**Goal of the exercise:** Copy out the listing that follows, exactly, without its pictures.

[Supplied data start]

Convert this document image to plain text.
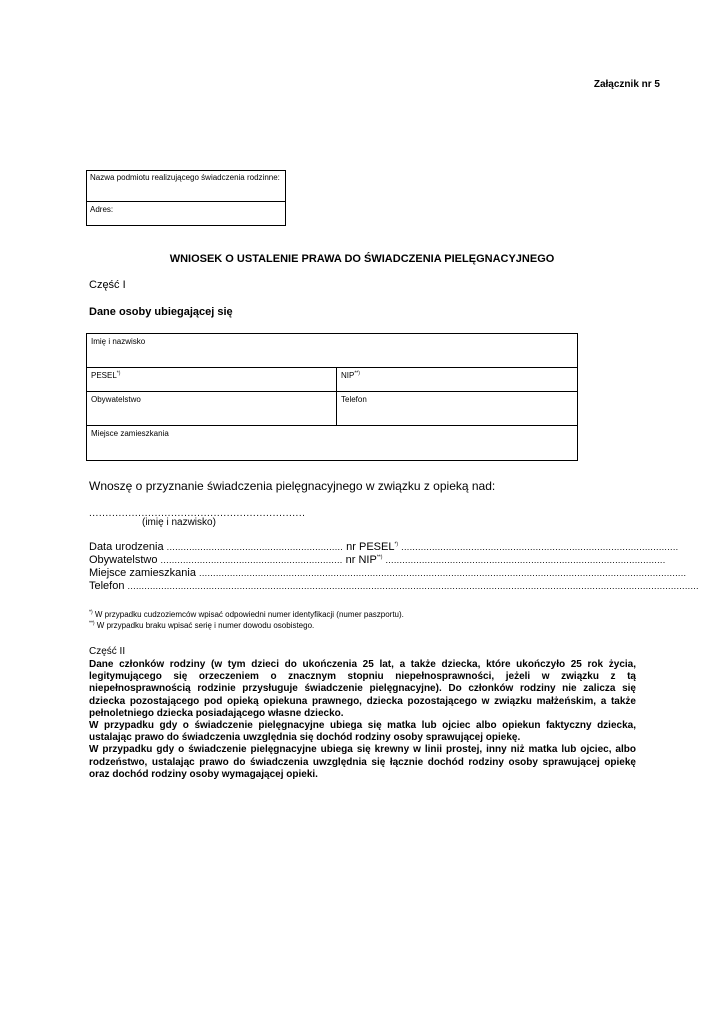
Załącznik nr 5
Nazwa podmiotu realizującego świadczenia rodzinne:
Adres:
WNIOSEK O USTALENIE PRAWA DO ŚWIADCZENIA PIELĘGNACYJNEGO
Część I
Dane osoby ubiegającej się
Imię i nazwisko
PESEL*)	NIP**)
Obywatelstwo	Telefon
Miejsce zamieszkania
Wnoszę o przyznanie świadczenia pielęgnacyjnego w związku z opieką nad:
..................................................................
(imię i nazwisko)
Data urodzenia ............................................................... nr PESEL*) ...................................................................................................
Obywatelstwo ................................................................. nr NIP**) ....................................................................................................
Miejsce zamieszkania ..............................................................................................................................................................................
Telefon ............................................................................................................................................................................................................
*) W przypadku cudzoziemców wpisać odpowiedni numer identyfikacji (numer paszportu).
**) W przypadku braku wpisać serię i numer dowodu osobistego.
Część II

Dane członków rodziny (w tym dzieci do ukończenia 25 lat, a także dziecka, które ukończyło 25 rok życia, legitymującego się orzeczeniem o znacznym stopniu niepełnosprawności, jeżeli w związku z tą niepełnosprawnością rodzinie przysługuje świadczenie pielęgnacyjne). Do członków rodziny nie zalicza się dziecka pozostającego pod opieką opiekuna prawnego, dziecka pozostającego w związku małżeńskim, a także pełnoletniego dziecka posiadającego własne dziecko.

W przypadku gdy o świadczenie pielęgnacyjne ubiega się matka lub ojciec albo opiekun faktyczny dziecka, ustalając prawo do świadczenia uwzględnia się dochód rodziny osoby sprawującej opiekę.

W przypadku gdy o świadczenie pielęgnacyjne ubiega się krewny w linii prostej, inny niż matka lub ojciec, albo rodzeństwo, ustalając prawo do świadczenia uwzględnia się łącznie dochód rodziny osoby sprawującej opiekę oraz dochód rodziny osoby wymagającej opieki.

[Supplied data end]

**Worked solution:**
Convert this document image to plain text.
Załącznik nr 5
Nazwa podmiotu realizującego świadczenia rodzinne:
Adres:
WNIOSEK O USTALENIE PRAWA DO ŚWIADCZENIA PIELĘGNACYJNEGO
Część I
Dane osoby ubiegającej się
Imię i nazwisko
PESEL*)	NIP**)
Obywatelstwo	Telefon
Miejsce zamieszkania
Wnoszę o przyznanie świadczenia pielęgnacyjnego w związku z opieką nad:
..................................................................
(imię i nazwisko)
Data urodzenia ............................................................... nr PESEL*) ...................................................................................................
Obywatelstwo ................................................................. nr NIP**) ....................................................................................................
Miejsce zamieszkania ..............................................................................................................................................................................
Telefon ............................................................................................................................................................................................................
*) W przypadku cudzoziemców wpisać odpowiedni numer identyfikacji (numer paszportu).
**) W przypadku braku wpisać serię i numer dowodu osobistego.
Część II

Dane członków rodziny (w tym dzieci do ukończenia 25 lat, a także dziecka, które ukończyło 25 rok życia, legitymującego się orzeczeniem o znacznym stopniu niepełnosprawności, jeżeli w związku z tą niepełnosprawnością rodzinie przysługuje świadczenie pielęgnacyjne). Do członków rodziny nie zalicza się dziecka pozostającego pod opieką opiekuna prawnego, dziecka pozostającego w związku małżeńskim, a także pełnoletniego dziecka posiadającego własne dziecko.

W przypadku gdy o świadczenie pielęgnacyjne ubiega się matka lub ojciec albo opiekun faktyczny dziecka, ustalając prawo do świadczenia uwzględnia się dochód rodziny osoby sprawującej opiekę.

W przypadku gdy o świadczenie pielęgnacyjne ubiega się krewny w linii prostej, inny niż matka lub ojciec, albo rodzeństwo, ustalając prawo do świadczenia uwzględnia się łącznie dochód rodziny osoby sprawującej opiekę oraz dochód rodziny osoby wymagającej opieki.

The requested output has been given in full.